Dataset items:
╔══
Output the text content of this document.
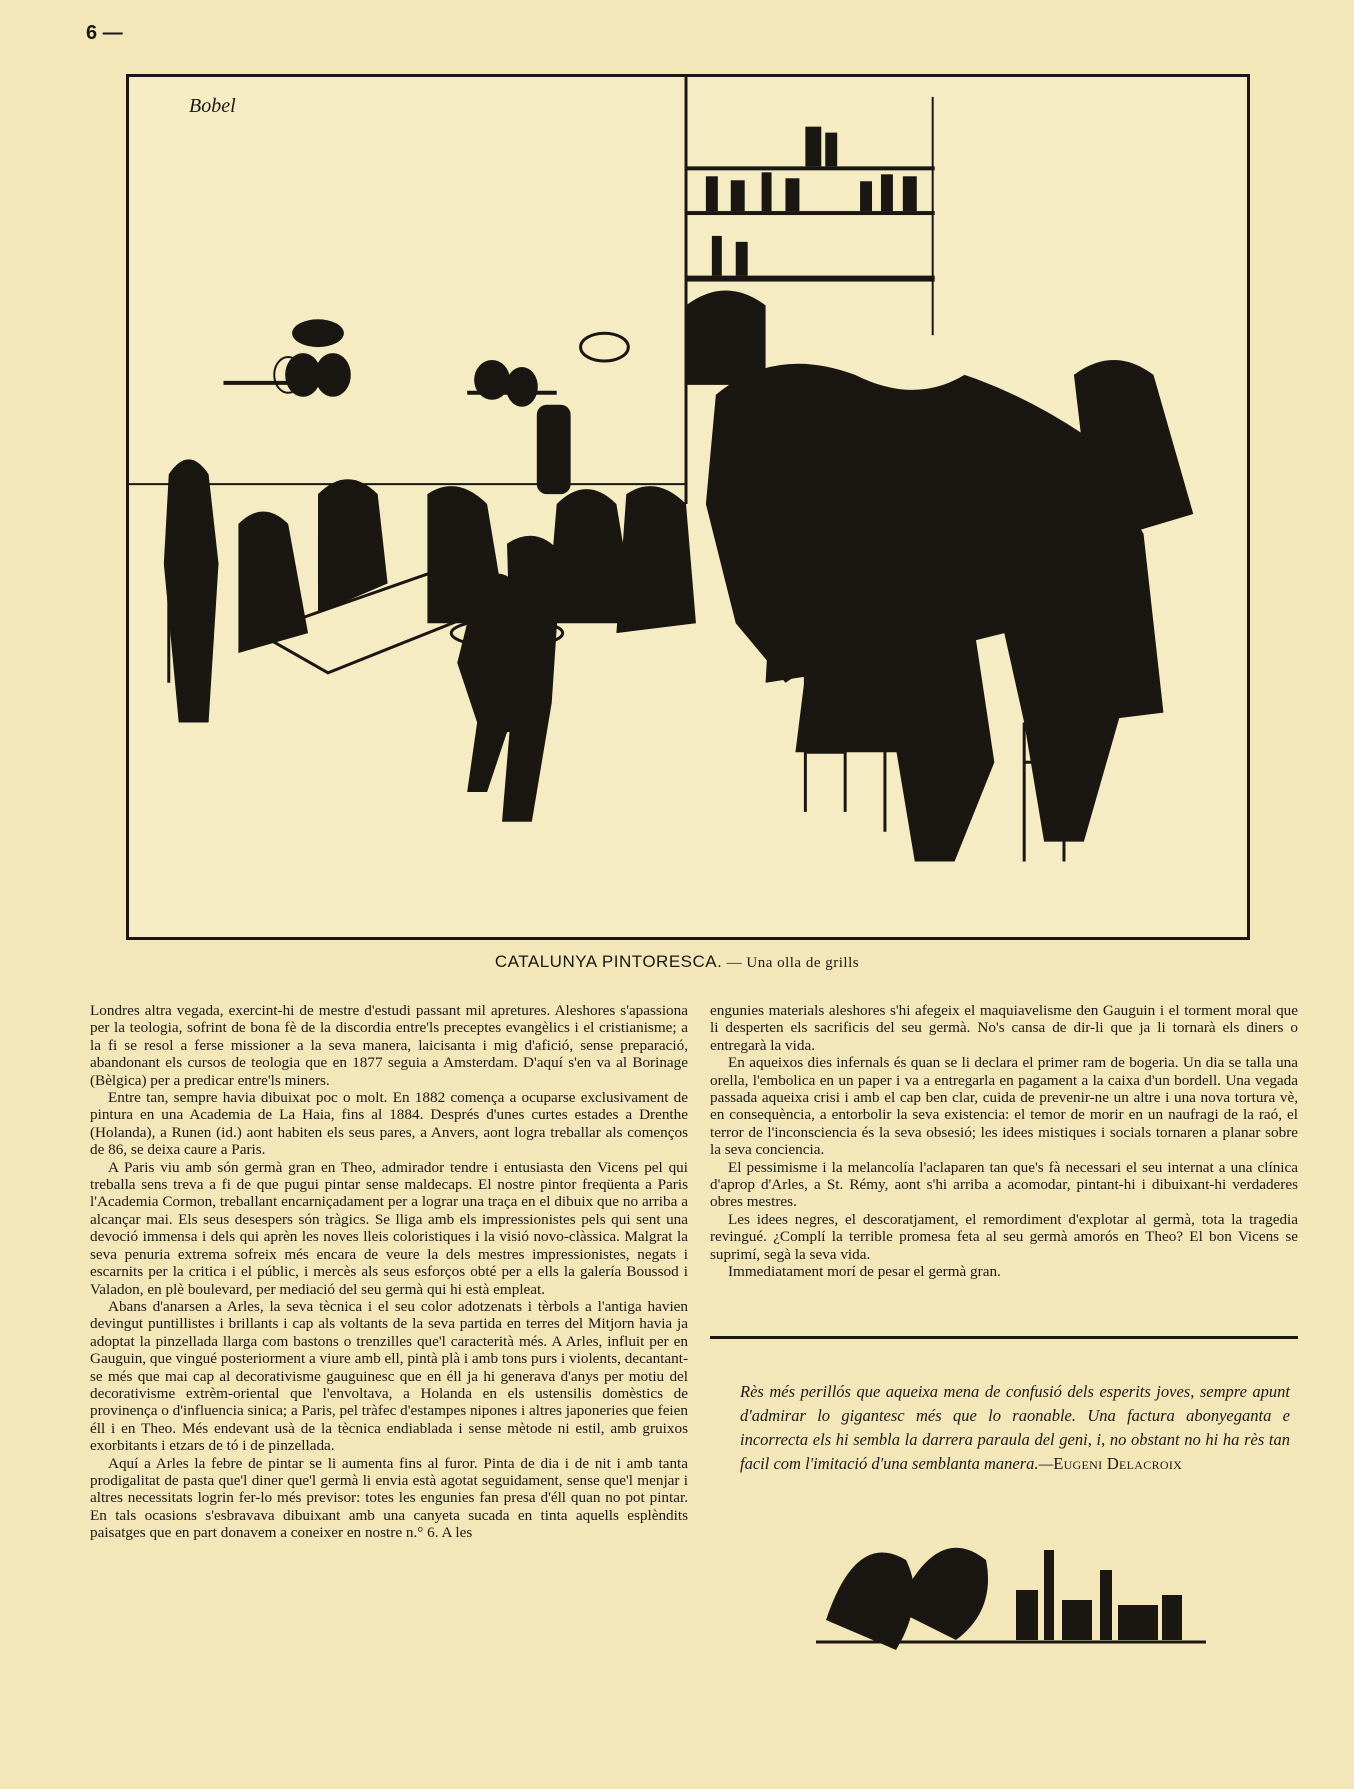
6 —
Bobel
CATALUNYA PINTORESCA. — Una olla de grills

Londres altra vegada, exercint-hi de mestre d'estudi passant mil apretures. Aleshores s'apassiona per la teologia, sofrint de bona fè de la discordia entre'ls preceptes evangèlics i el cristianisme; a la fi se resol a ferse missioner a la seva manera, laicisanta i mig d'afició, sense preparació, abandonant els cursos de teologia que en 1877 seguia a Amsterdam. D'aquí s'en va al Borinage (Bèlgica) per a predicar entre'ls miners.

Entre tan, sempre havia dibuixat poc o molt. En 1882 comença a ocuparse exclusivament de pintura en una Academia de La Haia, fins al 1884. Després d'unes curtes estades a Drenthe (Holanda), a Runen (id.) aont habiten els seus pares, a Anvers, aont logra treballar als començos de 86, se deixa caure a Paris.

A Paris viu amb són germà gran en Theo, admirador tendre i entusiasta den Vicens pel qui treballa sens treva a fi de que pugui pintar sense maldecaps. El nostre pintor freqüenta a Paris l'Academia Cormon, treballant encarniçadament per a lograr una traça en el dibuix que no arriba a alcançar mai. Els seus desespers són tràgics. Se lliga amb els impressionistes pels qui sent una devoció immensa i dels qui aprèn les noves lleis coloristiques i la visió novo-clàssica. Malgrat la seva penuria extrema sofreix més encara de veure la dels mestres impressionistes, negats i escarnits per la critica i el públic, i mercès als seus esforços obté per a ells la galería Boussod i Valadon, en plè boulevard, per mediació del seu germà qui hi està empleat.

Abans d'anarsen a Arles, la seva tècnica i el seu color adotzenats i tèrbols a l'antiga havien devingut puntillistes i brillants i cap als voltants de la seva partida en terres del Mitjorn havia ja adoptat la pinzellada llarga com bastons o trenzilles que'l caracterità més. A Arles, influit per en Gauguin, que vingué posteriorment a viure amb ell, pintà plà i amb tons purs i violents, decantant-se més que mai cap al decorativisme gauguinesc que en éll ja hi generava d'anys per motiu del decorativisme extrèm-oriental que l'envoltava, a Holanda en els ustensilis domèstics de provinença o d'influencia sinica; a Paris, pel tràfec d'estampes nipones i altres japoneries que feien éll i en Theo. Més endevant usà de la tècnica endiablada i sense mètode ni estil, amb gruixos exorbitants i etzars de tó i de pinzellada.

Aquí a Arles la febre de pintar se li aumenta fins al furor. Pinta de dia i de nit i amb tanta prodigalitat de pasta que'l diner que'l germà li envia està agotat seguidament, sense que'l menjar i altres necessitats logrin fer-lo més previsor: totes les engunies fan presa d'éll quan no pot pintar. En tals ocasions s'esbravava dibuixant amb una canyeta sucada en tinta aquells esplèndits paisatges que en part donavem a coneixer en nostre n.° 6. A les

engunies materials aleshores s'hi afegeix el maquiavelisme den Gauguin i el torment moral que li desperten els sacrificis del seu germà. No's cansa de dir-li que ja li tornarà els diners o entregarà la vida.

En aqueixos dies infernals és quan se li declara el primer ram de bogeria. Un dia se talla una orella, l'embolica en un paper i va a entregarla en pagament a la caixa d'un bordell. Una vegada passada aqueixa crisi i amb el cap ben clar, cuida de prevenir-ne un altre i una nova tortura vè, en consequència, a entorbolir la seva existencia: el temor de morir en un naufragi de la raó, el terror de l'inconsciencia és la seva obsesió; les idees mistiques i socials tornaren a planar sobre la seva conciencia.

El pessimisme i la melancolía l'aclaparen tan que's fà necessari el seu internat a una clínica d'aprop d'Arles, a St. Rémy, aont s'hi arriba a acomodar, pintant-hi i dibuixant-hi verdaderes obres mestres.

Les idees negres, el descoratjament, el remordiment d'explotar al germà, tota la tragedia revingué. ¿Complí la terrible promesa feta al seu germà amorós en Theo? El bon Vicens se suprimí, segà la seva vida.

Immediatament morí de pesar el germà gran.

Rès més perillós que aqueixa mena de confusió dels esperits joves, sempre apunt d'admirar lo gigantesc més que lo raonable. Una factura abonyeganta e incorrecta els hi sembla la darrera paraula del geni, i, no obstant no hi ha rès tan facil com l'imitació d'una semblanta manera.—Eugeni Delacroix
╚══
(Aim):
Reproduce every line precisely as given, omitting all pictures.

(Result):
Output the text content of this document.
6 —
Bobel
CATALUNYA PINTORESCA. — Una olla de grills

Londres altra vegada, exercint-hi de mestre d'estudi passant mil apretures. Aleshores s'apassiona per la teologia, sofrint de bona fè de la discordia entre'ls preceptes evangèlics i el cristianisme; a la fi se resol a ferse missioner a la seva manera, laicisanta i mig d'afició, sense preparació, abandonant els cursos de teologia que en 1877 seguia a Amsterdam. D'aquí s'en va al Borinage (Bèlgica) per a predicar entre'ls miners.

Entre tan, sempre havia dibuixat poc o molt. En 1882 comença a ocuparse exclusivament de pintura en una Academia de La Haia, fins al 1884. Després d'unes curtes estades a Drenthe (Holanda), a Runen (id.) aont habiten els seus pares, a Anvers, aont logra treballar als començos de 86, se deixa caure a Paris.

A Paris viu amb són germà gran en Theo, admirador tendre i entusiasta den Vicens pel qui treballa sens treva a fi de que pugui pintar sense maldecaps. El nostre pintor freqüenta a Paris l'Academia Cormon, treballant encarniçadament per a lograr una traça en el dibuix que no arriba a alcançar mai. Els seus desespers són tràgics. Se lliga amb els impressionistes pels qui sent una devoció immensa i dels qui aprèn les noves lleis coloristiques i la visió novo-clàssica. Malgrat la seva penuria extrema sofreix més encara de veure la dels mestres impressionistes, negats i escarnits per la critica i el públic, i mercès als seus esforços obté per a ells la galería Boussod i Valadon, en plè boulevard, per mediació del seu germà qui hi està empleat.

Abans d'anarsen a Arles, la seva tècnica i el seu color adotzenats i tèrbols a l'antiga havien devingut puntillistes i brillants i cap als voltants de la seva partida en terres del Mitjorn havia ja adoptat la pinzellada llarga com bastons o trenzilles que'l caracterità més. A Arles, influit per en Gauguin, que vingué posteriorment a viure amb ell, pintà plà i amb tons purs i violents, decantant-se més que mai cap al decorativisme gauguinesc que en éll ja hi generava d'anys per motiu del decorativisme extrèm-oriental que l'envoltava, a Holanda en els ustensilis domèstics de provinença o d'influencia sinica; a Paris, pel tràfec d'estampes nipones i altres japoneries que feien éll i en Theo. Més endevant usà de la tècnica endiablada i sense mètode ni estil, amb gruixos exorbitants i etzars de tó i de pinzellada.

Aquí a Arles la febre de pintar se li aumenta fins al furor. Pinta de dia i de nit i amb tanta prodigalitat de pasta que'l diner que'l germà li envia està agotat seguidament, sense que'l menjar i altres necessitats logrin fer-lo més previsor: totes les engunies fan presa d'éll quan no pot pintar. En tals ocasions s'esbravava dibuixant amb una canyeta sucada en tinta aquells esplèndits paisatges que en part donavem a coneixer en nostre n.° 6. A les

engunies materials aleshores s'hi afegeix el maquiavelisme den Gauguin i el torment moral que li desperten els sacrificis del seu germà. No's cansa de dir-li que ja li tornarà els diners o entregarà la vida.

En aqueixos dies infernals és quan se li declara el primer ram de bogeria. Un dia se talla una orella, l'embolica en un paper i va a entregarla en pagament a la caixa d'un bordell. Una vegada passada aqueixa crisi i amb el cap ben clar, cuida de prevenir-ne un altre i una nova tortura vè, en consequència, a entorbolir la seva existencia: el temor de morir en un naufragi de la raó, el terror de l'inconsciencia és la seva obsesió; les idees mistiques i socials tornaren a planar sobre la seva conciencia.

El pessimisme i la melancolía l'aclaparen tan que's fà necessari el seu internat a una clínica d'aprop d'Arles, a St. Rémy, aont s'hi arriba a acomodar, pintant-hi i dibuixant-hi verdaderes obres mestres.

Les idees negres, el descoratjament, el remordiment d'explotar al germà, tota la tragedia revingué. ¿Complí la terrible promesa feta al seu germà amorós en Theo? El bon Vicens se suprimí, segà la seva vida.

Immediatament morí de pesar el germà gran.

Rès més perillós que aqueixa mena de confusió dels esperits joves, sempre apunt d'admirar lo gigantesc més que lo raonable. Una factura abonyeganta e incorrecta els hi sembla la darrera paraula del geni, i, no obstant no hi ha rès tan facil com l'imitació d'una semblanta manera.—Eugeni Delacroix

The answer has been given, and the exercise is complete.